#### Text segment ####
Brazil advanced by winning the series two matches to none.

==Round 3A (South America Consur A Championships) - April/May 2009==
This round was also the 2009 South American Rugby Championship A Division, a competition for first tier South American nations. The tournament was played in Montevideo, Uruguay (with the exception of the first match played in Viña del Mar, Chile) in April and May 2009. Paraguay participated in the tournament; however, their participation was limited to the Consur A Championship and their results had no bearing on Rugby World Cup qualifying. Uruguay, who defeated Chile and Brazil, qualified for Round 4 to face the loser of Round 3B.

===Standings===

| Team | Played | Won | Drawn | Lost | For | Against | Difference | Points |
|---|---|---|---|---|---|---|---|---|
| Uruguay | 2 | 2 | 0 | 0 | 117 | 12 | +105 | 6 |
| Chile | 2 | 1 | 0 | 1 | 88 | 49 | +39 | 4 |
| Brazil | 2 | 0 | 0 | 2 | 6 | 150 | -144 | 2 |

Match Results
| Date | Home | Score | Away | Venue | Referee |
| 25-Apr-2009 | Chile | 79 - 3 | Brazil | Estadio Sausalito, Viña del Mar | TBA |
| 29-Apr-2009 | Uruguay | 71 - 3 | Brazil | Estadio Charrúa, Montevideo | TBA |
| 02-May-2009 | Chile | 9 - 46 | Uruguay | Estadio Charrúa, Montevideo | TBA |

==Round 3B (North American Qualification Playoff)==
This round was a two legged playoff between the USA and Canada. The winner, Canada, qualified for Pool A of the 2011 Rugby World Cup as Americas 1; the USA moved on to Round 4.
####
Problems to work on
A. In the rugby qualifying text, where was the first match of Round 3A played?
B. Return the stretch of the rugby qualifying text from "Match Results" through "to Round 4.".
You can do this work without the listing.
#### Data block ####
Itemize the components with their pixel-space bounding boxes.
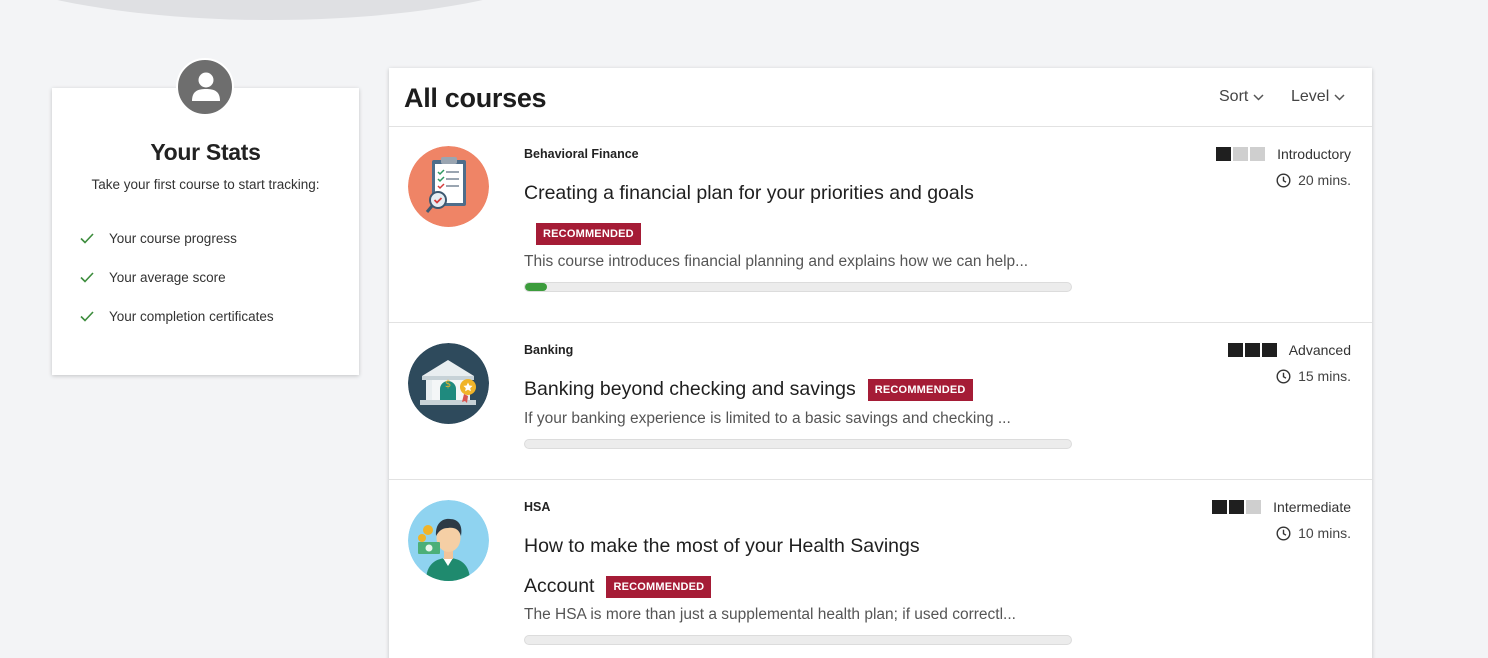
####
Replies
A. Viña del Mar, Chile

B.
Match Results
| Date | Home | Score | Away | Venue | Referee |
| 25-Apr-2009 | Chile | 79 - 3 | Brazil | Estadio Sausalito, Viña del Mar | TBA |
| 29-Apr-2009 | Uruguay | 71 - 3 | Brazil | Estadio Charrúa, Montevideo | TBA |
| 02-May-2009 | Chile | 9 - 46 | Uruguay | Estadio Charrúa, Montevideo | TBA |

==Round 3B (North American Qualification Playoff)==
This round was a two legged playoff between the USA and Canada. The winner, Canada, qualified for Pool A of the 2011 Rugby World Cup as Americas 1; the USA moved on to Round 4.